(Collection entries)

>> Begin

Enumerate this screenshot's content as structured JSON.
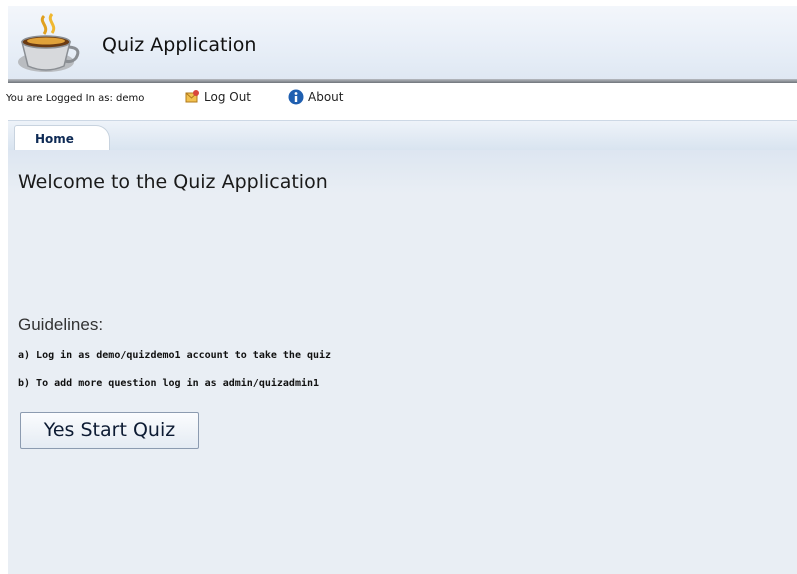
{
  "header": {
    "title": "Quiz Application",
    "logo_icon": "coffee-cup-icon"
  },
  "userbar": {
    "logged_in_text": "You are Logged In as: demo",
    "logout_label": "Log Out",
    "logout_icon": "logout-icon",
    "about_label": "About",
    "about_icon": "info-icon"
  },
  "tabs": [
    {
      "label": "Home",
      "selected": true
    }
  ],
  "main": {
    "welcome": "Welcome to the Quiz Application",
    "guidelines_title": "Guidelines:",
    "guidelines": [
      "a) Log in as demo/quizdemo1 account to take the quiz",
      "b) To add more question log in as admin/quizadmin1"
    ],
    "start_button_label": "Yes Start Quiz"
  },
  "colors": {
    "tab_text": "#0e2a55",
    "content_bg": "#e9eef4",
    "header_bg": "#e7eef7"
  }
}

>> End

The material above holds pictures; copy everything else in it exactly.

Task output =>
Enumerate this screenshot's content as structured JSON.
{
  "header": {
    "title": "Quiz Application",
    "logo_icon": "coffee-cup-icon"
  },
  "userbar": {
    "logged_in_text": "You are Logged In as: demo",
    "logout_label": "Log Out",
    "logout_icon": "logout-icon",
    "about_label": "About",
    "about_icon": "info-icon"
  },
  "tabs": [
    {
      "label": "Home",
      "selected": true
    }
  ],
  "main": {
    "welcome": "Welcome to the Quiz Application",
    "guidelines_title": "Guidelines:",
    "guidelines": [
      "a) Log in as demo/quizdemo1 account to take the quiz",
      "b) To add more question log in as admin/quizadmin1"
    ],
    "start_button_label": "Yes Start Quiz"
  },
  "colors": {
    "tab_text": "#0e2a55",
    "content_bg": "#e9eef4",
    "header_bg": "#e7eef7"
  }
}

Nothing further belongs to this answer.